-- BEGIN MATERIAL FOR THIS EXERCISE --

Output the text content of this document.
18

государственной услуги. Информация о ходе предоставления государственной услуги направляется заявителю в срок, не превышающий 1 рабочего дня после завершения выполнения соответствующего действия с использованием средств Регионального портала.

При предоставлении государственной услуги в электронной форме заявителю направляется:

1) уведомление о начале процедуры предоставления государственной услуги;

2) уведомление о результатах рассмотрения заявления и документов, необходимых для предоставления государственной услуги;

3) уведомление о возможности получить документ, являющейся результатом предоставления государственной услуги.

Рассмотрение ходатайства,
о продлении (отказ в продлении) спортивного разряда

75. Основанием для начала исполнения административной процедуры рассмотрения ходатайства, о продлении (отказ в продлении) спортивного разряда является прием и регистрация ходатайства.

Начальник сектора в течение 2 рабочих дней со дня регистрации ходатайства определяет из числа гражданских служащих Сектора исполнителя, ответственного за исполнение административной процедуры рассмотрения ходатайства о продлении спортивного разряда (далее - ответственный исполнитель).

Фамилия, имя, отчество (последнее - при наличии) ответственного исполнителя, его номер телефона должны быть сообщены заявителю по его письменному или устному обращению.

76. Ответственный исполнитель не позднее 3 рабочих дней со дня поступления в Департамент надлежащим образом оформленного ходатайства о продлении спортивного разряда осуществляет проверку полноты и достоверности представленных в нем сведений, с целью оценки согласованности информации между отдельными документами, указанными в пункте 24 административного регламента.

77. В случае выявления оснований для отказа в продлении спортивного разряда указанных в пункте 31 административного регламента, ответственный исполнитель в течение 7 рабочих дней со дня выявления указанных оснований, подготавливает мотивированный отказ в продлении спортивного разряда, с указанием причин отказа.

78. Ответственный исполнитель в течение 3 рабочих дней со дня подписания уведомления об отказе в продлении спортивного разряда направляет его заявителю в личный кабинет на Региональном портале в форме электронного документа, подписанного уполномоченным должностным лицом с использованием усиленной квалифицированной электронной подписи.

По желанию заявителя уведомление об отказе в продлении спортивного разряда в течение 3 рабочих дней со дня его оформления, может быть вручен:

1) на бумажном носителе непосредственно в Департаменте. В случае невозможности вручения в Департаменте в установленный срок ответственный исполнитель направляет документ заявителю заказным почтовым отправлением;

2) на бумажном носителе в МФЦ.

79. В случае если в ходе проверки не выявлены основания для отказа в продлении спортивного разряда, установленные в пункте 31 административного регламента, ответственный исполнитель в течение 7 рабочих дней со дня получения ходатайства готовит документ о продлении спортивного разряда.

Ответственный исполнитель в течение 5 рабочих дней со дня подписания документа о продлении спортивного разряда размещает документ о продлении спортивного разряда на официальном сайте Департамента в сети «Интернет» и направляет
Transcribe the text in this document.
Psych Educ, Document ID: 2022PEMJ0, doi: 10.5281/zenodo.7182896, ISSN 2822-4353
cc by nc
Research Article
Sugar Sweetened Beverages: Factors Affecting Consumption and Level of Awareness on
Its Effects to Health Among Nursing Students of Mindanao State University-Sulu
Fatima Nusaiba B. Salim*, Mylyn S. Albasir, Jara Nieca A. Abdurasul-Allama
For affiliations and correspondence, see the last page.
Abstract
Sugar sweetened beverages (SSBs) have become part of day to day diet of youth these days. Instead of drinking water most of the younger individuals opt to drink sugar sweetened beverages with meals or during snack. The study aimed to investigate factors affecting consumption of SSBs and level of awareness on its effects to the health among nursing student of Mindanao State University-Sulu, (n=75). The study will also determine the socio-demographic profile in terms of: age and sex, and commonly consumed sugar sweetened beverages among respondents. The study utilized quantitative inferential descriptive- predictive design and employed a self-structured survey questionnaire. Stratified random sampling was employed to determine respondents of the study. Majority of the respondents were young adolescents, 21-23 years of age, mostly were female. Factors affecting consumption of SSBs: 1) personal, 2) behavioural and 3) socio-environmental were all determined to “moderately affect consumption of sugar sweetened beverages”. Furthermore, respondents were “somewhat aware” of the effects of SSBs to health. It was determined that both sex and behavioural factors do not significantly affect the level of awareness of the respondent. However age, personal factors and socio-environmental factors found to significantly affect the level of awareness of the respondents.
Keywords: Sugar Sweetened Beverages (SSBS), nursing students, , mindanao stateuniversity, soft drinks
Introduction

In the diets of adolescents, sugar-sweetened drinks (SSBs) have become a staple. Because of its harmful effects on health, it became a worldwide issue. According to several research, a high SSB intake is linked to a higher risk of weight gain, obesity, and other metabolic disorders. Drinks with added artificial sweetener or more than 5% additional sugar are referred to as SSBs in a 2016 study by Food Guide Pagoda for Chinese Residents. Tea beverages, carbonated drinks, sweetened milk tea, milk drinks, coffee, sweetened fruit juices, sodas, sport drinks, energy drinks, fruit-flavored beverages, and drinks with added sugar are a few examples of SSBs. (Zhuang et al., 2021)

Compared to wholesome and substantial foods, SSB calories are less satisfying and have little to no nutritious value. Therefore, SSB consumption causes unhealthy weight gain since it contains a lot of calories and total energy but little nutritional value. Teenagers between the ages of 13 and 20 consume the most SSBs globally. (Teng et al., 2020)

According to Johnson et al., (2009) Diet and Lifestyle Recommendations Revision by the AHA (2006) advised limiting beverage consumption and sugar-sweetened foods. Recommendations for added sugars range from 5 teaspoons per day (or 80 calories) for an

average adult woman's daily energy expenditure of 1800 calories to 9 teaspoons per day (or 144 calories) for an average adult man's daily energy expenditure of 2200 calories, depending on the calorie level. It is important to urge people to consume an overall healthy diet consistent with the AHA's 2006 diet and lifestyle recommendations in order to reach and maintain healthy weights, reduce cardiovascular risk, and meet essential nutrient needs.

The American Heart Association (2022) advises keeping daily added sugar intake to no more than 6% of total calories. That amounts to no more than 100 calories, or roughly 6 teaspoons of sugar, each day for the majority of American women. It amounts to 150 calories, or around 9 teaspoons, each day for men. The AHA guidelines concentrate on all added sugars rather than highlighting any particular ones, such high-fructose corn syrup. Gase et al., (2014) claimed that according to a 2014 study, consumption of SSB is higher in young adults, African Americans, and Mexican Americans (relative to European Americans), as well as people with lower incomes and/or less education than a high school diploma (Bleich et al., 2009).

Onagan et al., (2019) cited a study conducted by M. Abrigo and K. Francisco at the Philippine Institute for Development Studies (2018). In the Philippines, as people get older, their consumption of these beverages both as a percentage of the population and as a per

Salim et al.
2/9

-- END MATERIAL FOR THIS EXERCISE --

WHAT THE TASK ASKS:
Your task is to output the full set of records exactly as presented.

EXERCISE SOLUTION:
Output the text content of this document.
18

государственной услуги. Информация о ходе предоставления государственной услуги направляется заявителю в срок, не превышающий 1 рабочего дня после завершения выполнения соответствующего действия с использованием средств Регионального портала.

При предоставлении государственной услуги в электронной форме заявителю направляется:

1) уведомление о начале процедуры предоставления государственной услуги;

2) уведомление о результатах рассмотрения заявления и документов, необходимых для предоставления государственной услуги;

3) уведомление о возможности получить документ, являющейся результатом предоставления государственной услуги.

Рассмотрение ходатайства,
о продлении (отказ в продлении) спортивного разряда

75. Основанием для начала исполнения административной процедуры рассмотрения ходатайства, о продлении (отказ в продлении) спортивного разряда является прием и регистрация ходатайства.

Начальник сектора в течение 2 рабочих дней со дня регистрации ходатайства определяет из числа гражданских служащих Сектора исполнителя, ответственного за исполнение административной процедуры рассмотрения ходатайства о продлении спортивного разряда (далее - ответственный исполнитель).

Фамилия, имя, отчество (последнее - при наличии) ответственного исполнителя, его номер телефона должны быть сообщены заявителю по его письменному или устному обращению.

76. Ответственный исполнитель не позднее 3 рабочих дней со дня поступления в Департамент надлежащим образом оформленного ходатайства о продлении спортивного разряда осуществляет проверку полноты и достоверности представленных в нем сведений, с целью оценки согласованности информации между отдельными документами, указанными в пункте 24 административного регламента.

77. В случае выявления оснований для отказа в продлении спортивного разряда указанных в пункте 31 административного регламента, ответственный исполнитель в течение 7 рабочих дней со дня выявления указанных оснований, подготавливает мотивированный отказ в продлении спортивного разряда, с указанием причин отказа.

78. Ответственный исполнитель в течение 3 рабочих дней со дня подписания уведомления об отказе в продлении спортивного разряда направляет его заявителю в личный кабинет на Региональном портале в форме электронного документа, подписанного уполномоченным должностным лицом с использованием усиленной квалифицированной электронной подписи.

По желанию заявителя уведомление об отказе в продлении спортивного разряда в течение 3 рабочих дней со дня его оформления, может быть вручен:

1) на бумажном носителе непосредственно в Департаменте. В случае невозможности вручения в Департаменте в установленный срок ответственный исполнитель направляет документ заявителю заказным почтовым отправлением;

2) на бумажном носителе в МФЦ.

79. В случае если в ходе проверки не выявлены основания для отказа в продлении спортивного разряда, установленные в пункте 31 административного регламента, ответственный исполнитель в течение 7 рабочих дней со дня получения ходатайства готовит документ о продлении спортивного разряда.

Ответственный исполнитель в течение 5 рабочих дней со дня подписания документа о продлении спортивного разряда размещает документ о продлении спортивного разряда на официальном сайте Департамента в сети «Интернет» и направляет
Transcribe the text in this document.
Psych Educ, Document ID: 2022PEMJ0, doi: 10.5281/zenodo.7182896, ISSN 2822-4353
cc by nc
Research Article
Sugar Sweetened Beverages: Factors Affecting Consumption and Level of Awareness on
Its Effects to Health Among Nursing Students of Mindanao State University-Sulu
Fatima Nusaiba B. Salim*, Mylyn S. Albasir, Jara Nieca A. Abdurasul-Allama
For affiliations and correspondence, see the last page.
Abstract
Sugar sweetened beverages (SSBs) have become part of day to day diet of youth these days. Instead of drinking water most of the younger individuals opt to drink sugar sweetened beverages with meals or during snack. The study aimed to investigate factors affecting consumption of SSBs and level of awareness on its effects to the health among nursing student of Mindanao State University-Sulu, (n=75). The study will also determine the socio-demographic profile in terms of: age and sex, and commonly consumed sugar sweetened beverages among respondents. The study utilized quantitative inferential descriptive- predictive design and employed a self-structured survey questionnaire. Stratified random sampling was employed to determine respondents of the study. Majority of the respondents were young adolescents, 21-23 years of age, mostly were female. Factors affecting consumption of SSBs: 1) personal, 2) behavioural and 3) socio-environmental were all determined to “moderately affect consumption of sugar sweetened beverages”. Furthermore, respondents were “somewhat aware” of the effects of SSBs to health. It was determined that both sex and behavioural factors do not significantly affect the level of awareness of the respondent. However age, personal factors and socio-environmental factors found to significantly affect the level of awareness of the respondents.
Keywords: Sugar Sweetened Beverages (SSBS), nursing students, , mindanao stateuniversity, soft drinks
Introduction

In the diets of adolescents, sugar-sweetened drinks (SSBs) have become a staple. Because of its harmful effects on health, it became a worldwide issue. According to several research, a high SSB intake is linked to a higher risk of weight gain, obesity, and other metabolic disorders. Drinks with added artificial sweetener or more than 5% additional sugar are referred to as SSBs in a 2016 study by Food Guide Pagoda for Chinese Residents. Tea beverages, carbonated drinks, sweetened milk tea, milk drinks, coffee, sweetened fruit juices, sodas, sport drinks, energy drinks, fruit-flavored beverages, and drinks with added sugar are a few examples of SSBs. (Zhuang et al., 2021)

Compared to wholesome and substantial foods, SSB calories are less satisfying and have little to no nutritious value. Therefore, SSB consumption causes unhealthy weight gain since it contains a lot of calories and total energy but little nutritional value. Teenagers between the ages of 13 and 20 consume the most SSBs globally. (Teng et al., 2020)

According to Johnson et al., (2009) Diet and Lifestyle Recommendations Revision by the AHA (2006) advised limiting beverage consumption and sugar-sweetened foods. Recommendations for added sugars range from 5 teaspoons per day (or 80 calories) for an

average adult woman's daily energy expenditure of 1800 calories to 9 teaspoons per day (or 144 calories) for an average adult man's daily energy expenditure of 2200 calories, depending on the calorie level. It is important to urge people to consume an overall healthy diet consistent with the AHA's 2006 diet and lifestyle recommendations in order to reach and maintain healthy weights, reduce cardiovascular risk, and meet essential nutrient needs.

The American Heart Association (2022) advises keeping daily added sugar intake to no more than 6% of total calories. That amounts to no more than 100 calories, or roughly 6 teaspoons of sugar, each day for the majority of American women. It amounts to 150 calories, or around 9 teaspoons, each day for men. The AHA guidelines concentrate on all added sugars rather than highlighting any particular ones, such high-fructose corn syrup. Gase et al., (2014) claimed that according to a 2014 study, consumption of SSB is higher in young adults, African Americans, and Mexican Americans (relative to European Americans), as well as people with lower incomes and/or less education than a high school diploma (Bleich et al., 2009).

Onagan et al., (2019) cited a study conducted by M. Abrigo and K. Francisco at the Philippine Institute for Development Studies (2018). In the Philippines, as people get older, their consumption of these beverages both as a percentage of the population and as a per

Salim et al.
2/9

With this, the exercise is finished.